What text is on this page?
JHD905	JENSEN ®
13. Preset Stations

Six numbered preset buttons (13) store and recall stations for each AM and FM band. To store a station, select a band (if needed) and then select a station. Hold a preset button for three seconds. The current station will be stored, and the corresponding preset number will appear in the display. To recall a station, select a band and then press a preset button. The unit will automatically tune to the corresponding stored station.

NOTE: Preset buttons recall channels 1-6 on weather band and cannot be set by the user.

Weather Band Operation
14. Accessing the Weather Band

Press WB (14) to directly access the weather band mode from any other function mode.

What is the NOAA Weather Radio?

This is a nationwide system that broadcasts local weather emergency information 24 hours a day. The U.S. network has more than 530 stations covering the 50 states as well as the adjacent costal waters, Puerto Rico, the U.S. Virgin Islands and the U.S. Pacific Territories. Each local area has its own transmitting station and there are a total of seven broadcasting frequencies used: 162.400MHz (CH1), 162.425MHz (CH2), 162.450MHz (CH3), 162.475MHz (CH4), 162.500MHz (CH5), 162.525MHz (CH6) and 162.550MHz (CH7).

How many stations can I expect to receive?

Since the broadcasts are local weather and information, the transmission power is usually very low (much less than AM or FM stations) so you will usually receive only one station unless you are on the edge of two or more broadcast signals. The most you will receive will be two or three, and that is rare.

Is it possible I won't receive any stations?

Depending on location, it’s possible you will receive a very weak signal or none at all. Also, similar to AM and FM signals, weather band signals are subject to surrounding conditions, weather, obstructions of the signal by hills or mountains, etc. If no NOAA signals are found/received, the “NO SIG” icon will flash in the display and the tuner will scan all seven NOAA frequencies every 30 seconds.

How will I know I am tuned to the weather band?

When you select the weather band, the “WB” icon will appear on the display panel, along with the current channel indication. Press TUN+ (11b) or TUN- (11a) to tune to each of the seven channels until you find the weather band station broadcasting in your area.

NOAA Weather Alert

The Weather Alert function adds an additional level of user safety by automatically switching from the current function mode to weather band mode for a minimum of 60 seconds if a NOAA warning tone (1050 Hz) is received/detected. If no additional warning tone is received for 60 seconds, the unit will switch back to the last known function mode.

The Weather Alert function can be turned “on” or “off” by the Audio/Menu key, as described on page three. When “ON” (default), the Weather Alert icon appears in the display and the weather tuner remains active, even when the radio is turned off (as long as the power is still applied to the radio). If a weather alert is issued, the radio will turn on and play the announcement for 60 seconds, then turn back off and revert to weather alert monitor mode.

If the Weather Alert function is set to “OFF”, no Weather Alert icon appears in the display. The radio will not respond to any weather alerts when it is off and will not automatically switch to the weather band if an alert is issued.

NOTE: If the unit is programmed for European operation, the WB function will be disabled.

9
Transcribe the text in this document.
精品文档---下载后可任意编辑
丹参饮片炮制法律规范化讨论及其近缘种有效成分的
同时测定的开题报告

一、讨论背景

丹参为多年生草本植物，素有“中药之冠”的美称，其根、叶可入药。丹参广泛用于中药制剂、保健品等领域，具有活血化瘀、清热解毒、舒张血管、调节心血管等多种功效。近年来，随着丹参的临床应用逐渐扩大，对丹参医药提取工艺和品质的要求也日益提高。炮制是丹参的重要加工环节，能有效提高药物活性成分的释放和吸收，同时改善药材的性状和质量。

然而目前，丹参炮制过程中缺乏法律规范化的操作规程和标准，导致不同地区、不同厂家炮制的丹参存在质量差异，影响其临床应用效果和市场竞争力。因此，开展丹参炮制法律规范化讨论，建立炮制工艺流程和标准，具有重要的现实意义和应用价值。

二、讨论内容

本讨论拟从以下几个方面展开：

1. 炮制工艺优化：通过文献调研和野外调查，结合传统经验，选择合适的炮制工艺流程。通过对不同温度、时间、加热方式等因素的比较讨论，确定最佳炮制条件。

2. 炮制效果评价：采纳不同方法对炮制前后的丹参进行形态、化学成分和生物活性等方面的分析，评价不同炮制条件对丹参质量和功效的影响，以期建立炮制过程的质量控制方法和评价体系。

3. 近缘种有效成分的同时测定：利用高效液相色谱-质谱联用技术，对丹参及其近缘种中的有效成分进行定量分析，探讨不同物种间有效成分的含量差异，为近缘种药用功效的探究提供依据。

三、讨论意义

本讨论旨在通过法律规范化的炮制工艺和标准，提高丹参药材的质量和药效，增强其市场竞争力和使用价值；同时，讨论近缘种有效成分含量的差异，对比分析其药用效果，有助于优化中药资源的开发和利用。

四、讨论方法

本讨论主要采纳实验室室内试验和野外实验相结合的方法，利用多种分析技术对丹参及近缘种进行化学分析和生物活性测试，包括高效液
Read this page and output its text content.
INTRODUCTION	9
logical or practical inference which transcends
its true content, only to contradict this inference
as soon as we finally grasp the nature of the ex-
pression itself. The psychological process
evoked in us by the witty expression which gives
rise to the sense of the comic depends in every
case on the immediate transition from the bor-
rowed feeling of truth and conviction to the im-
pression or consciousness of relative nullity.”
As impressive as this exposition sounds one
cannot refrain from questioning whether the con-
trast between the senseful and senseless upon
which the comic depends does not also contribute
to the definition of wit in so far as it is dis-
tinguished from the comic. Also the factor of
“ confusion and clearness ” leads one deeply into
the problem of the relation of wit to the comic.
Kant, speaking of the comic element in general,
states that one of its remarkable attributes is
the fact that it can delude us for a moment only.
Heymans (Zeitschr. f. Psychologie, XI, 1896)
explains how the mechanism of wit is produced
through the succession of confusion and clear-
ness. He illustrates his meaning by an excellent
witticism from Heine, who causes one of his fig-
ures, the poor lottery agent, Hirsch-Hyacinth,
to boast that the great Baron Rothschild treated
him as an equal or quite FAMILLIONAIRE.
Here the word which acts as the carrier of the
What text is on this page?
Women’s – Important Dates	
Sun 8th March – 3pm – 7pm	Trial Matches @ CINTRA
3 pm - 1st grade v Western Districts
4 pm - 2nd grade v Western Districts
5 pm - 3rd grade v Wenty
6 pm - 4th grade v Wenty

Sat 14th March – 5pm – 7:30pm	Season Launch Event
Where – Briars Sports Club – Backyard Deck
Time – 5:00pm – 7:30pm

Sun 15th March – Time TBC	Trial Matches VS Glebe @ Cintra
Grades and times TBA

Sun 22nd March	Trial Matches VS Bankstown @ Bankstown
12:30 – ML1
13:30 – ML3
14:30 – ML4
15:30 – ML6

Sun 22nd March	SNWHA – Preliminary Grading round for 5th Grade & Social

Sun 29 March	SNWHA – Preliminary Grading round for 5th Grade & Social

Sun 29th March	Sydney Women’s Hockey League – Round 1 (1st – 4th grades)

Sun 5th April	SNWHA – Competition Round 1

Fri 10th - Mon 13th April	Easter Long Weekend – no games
________________
▶ _Stated task_: Please quote every record above exactly as it appears.

▶ _Task solution_:
What text is on this page?
JHD905	JENSEN ®
13. Preset Stations

Six numbered preset buttons (13) store and recall stations for each AM and FM band. To store a station, select a band (if needed) and then select a station. Hold a preset button for three seconds. The current station will be stored, and the corresponding preset number will appear in the display. To recall a station, select a band and then press a preset button. The unit will automatically tune to the corresponding stored station.

NOTE: Preset buttons recall channels 1-6 on weather band and cannot be set by the user.

Weather Band Operation
14. Accessing the Weather Band

Press WB (14) to directly access the weather band mode from any other function mode.

What is the NOAA Weather Radio?

This is a nationwide system that broadcasts local weather emergency information 24 hours a day. The U.S. network has more than 530 stations covering the 50 states as well as the adjacent costal waters, Puerto Rico, the U.S. Virgin Islands and the U.S. Pacific Territories. Each local area has its own transmitting station and there are a total of seven broadcasting frequencies used: 162.400MHz (CH1), 162.425MHz (CH2), 162.450MHz (CH3), 162.475MHz (CH4), 162.500MHz (CH5), 162.525MHz (CH6) and 162.550MHz (CH7).

How many stations can I expect to receive?

Since the broadcasts are local weather and information, the transmission power is usually very low (much less than AM or FM stations) so you will usually receive only one station unless you are on the edge of two or more broadcast signals. The most you will receive will be two or three, and that is rare.

Is it possible I won't receive any stations?

Depending on location, it’s possible you will receive a very weak signal or none at all. Also, similar to AM and FM signals, weather band signals are subject to surrounding conditions, weather, obstructions of the signal by hills or mountains, etc. If no NOAA signals are found/received, the “NO SIG” icon will flash in the display and the tuner will scan all seven NOAA frequencies every 30 seconds.

How will I know I am tuned to the weather band?

When you select the weather band, the “WB” icon will appear on the display panel, along with the current channel indication. Press TUN+ (11b) or TUN- (11a) to tune to each of the seven channels until you find the weather band station broadcasting in your area.

NOAA Weather Alert

The Weather Alert function adds an additional level of user safety by automatically switching from the current function mode to weather band mode for a minimum of 60 seconds if a NOAA warning tone (1050 Hz) is received/detected. If no additional warning tone is received for 60 seconds, the unit will switch back to the last known function mode.

The Weather Alert function can be turned “on” or “off” by the Audio/Menu key, as described on page three. When “ON” (default), the Weather Alert icon appears in the display and the weather tuner remains active, even when the radio is turned off (as long as the power is still applied to the radio). If a weather alert is issued, the radio will turn on and play the announcement for 60 seconds, then turn back off and revert to weather alert monitor mode.

If the Weather Alert function is set to “OFF”, no Weather Alert icon appears in the display. The radio will not respond to any weather alerts when it is off and will not automatically switch to the weather band if an alert is issued.

NOTE: If the unit is programmed for European operation, the WB function will be disabled.

9
Transcribe the text in this document.
精品文档---下载后可任意编辑
丹参饮片炮制法律规范化讨论及其近缘种有效成分的
同时测定的开题报告

一、讨论背景

丹参为多年生草本植物，素有“中药之冠”的美称，其根、叶可入药。丹参广泛用于中药制剂、保健品等领域，具有活血化瘀、清热解毒、舒张血管、调节心血管等多种功效。近年来，随着丹参的临床应用逐渐扩大，对丹参医药提取工艺和品质的要求也日益提高。炮制是丹参的重要加工环节，能有效提高药物活性成分的释放和吸收，同时改善药材的性状和质量。

然而目前，丹参炮制过程中缺乏法律规范化的操作规程和标准，导致不同地区、不同厂家炮制的丹参存在质量差异，影响其临床应用效果和市场竞争力。因此，开展丹参炮制法律规范化讨论，建立炮制工艺流程和标准，具有重要的现实意义和应用价值。

二、讨论内容

本讨论拟从以下几个方面展开：

1. 炮制工艺优化：通过文献调研和野外调查，结合传统经验，选择合适的炮制工艺流程。通过对不同温度、时间、加热方式等因素的比较讨论，确定最佳炮制条件。

2. 炮制效果评价：采纳不同方法对炮制前后的丹参进行形态、化学成分和生物活性等方面的分析，评价不同炮制条件对丹参质量和功效的影响，以期建立炮制过程的质量控制方法和评价体系。

3. 近缘种有效成分的同时测定：利用高效液相色谱-质谱联用技术，对丹参及其近缘种中的有效成分进行定量分析，探讨不同物种间有效成分的含量差异，为近缘种药用功效的探究提供依据。

三、讨论意义

本讨论旨在通过法律规范化的炮制工艺和标准，提高丹参药材的质量和药效，增强其市场竞争力和使用价值；同时，讨论近缘种有效成分含量的差异，对比分析其药用效果，有助于优化中药资源的开发和利用。

四、讨论方法

本讨论主要采纳实验室室内试验和野外实验相结合的方法，利用多种分析技术对丹参及近缘种进行化学分析和生物活性测试，包括高效液
Read this page and output its text content.
INTRODUCTION	9
logical or practical inference which transcends
its true content, only to contradict this inference
as soon as we finally grasp the nature of the ex-
pression itself. The psychological process
evoked in us by the witty expression which gives
rise to the sense of the comic depends in every
case on the immediate transition from the bor-
rowed feeling of truth and conviction to the im-
pression or consciousness of relative nullity.”
As impressive as this exposition sounds one
cannot refrain from questioning whether the con-
trast between the senseful and senseless upon
which the comic depends does not also contribute
to the definition of wit in so far as it is dis-
tinguished from the comic. Also the factor of
“ confusion and clearness ” leads one deeply into
the problem of the relation of wit to the comic.
Kant, speaking of the comic element in general,
states that one of its remarkable attributes is
the fact that it can delude us for a moment only.
Heymans (Zeitschr. f. Psychologie, XI, 1896)
explains how the mechanism of wit is produced
through the succession of confusion and clear-
ness. He illustrates his meaning by an excellent
witticism from Heine, who causes one of his fig-
ures, the poor lottery agent, Hirsch-Hyacinth,
to boast that the great Baron Rothschild treated
him as an equal or quite FAMILLIONAIRE.
Here the word which acts as the carrier of the
What text is on this page?
Women’s – Important Dates	
Sun 8th March – 3pm – 7pm	Trial Matches @ CINTRA
3 pm - 1st grade v Western Districts
4 pm - 2nd grade v Western Districts
5 pm - 3rd grade v Wenty
6 pm - 4th grade v Wenty

Sat 14th March – 5pm – 7:30pm	Season Launch Event
Where – Briars Sports Club – Backyard Deck
Time – 5:00pm – 7:30pm

Sun 15th March – Time TBC	Trial Matches VS Glebe @ Cintra
Grades and times TBA

Sun 22nd March	Trial Matches VS Bankstown @ Bankstown
12:30 – ML1
13:30 – ML3
14:30 – ML4
15:30 – ML6

Sun 22nd March	SNWHA – Preliminary Grading round for 5th Grade & Social

Sun 29 March	SNWHA – Preliminary Grading round for 5th Grade & Social

Sun 29th March	Sydney Women’s Hockey League – Round 1 (1st – 4th grades)

Sun 5th April	SNWHA – Competition Round 1

Fri 10th - Mon 13th April	Easter Long Weekend – no games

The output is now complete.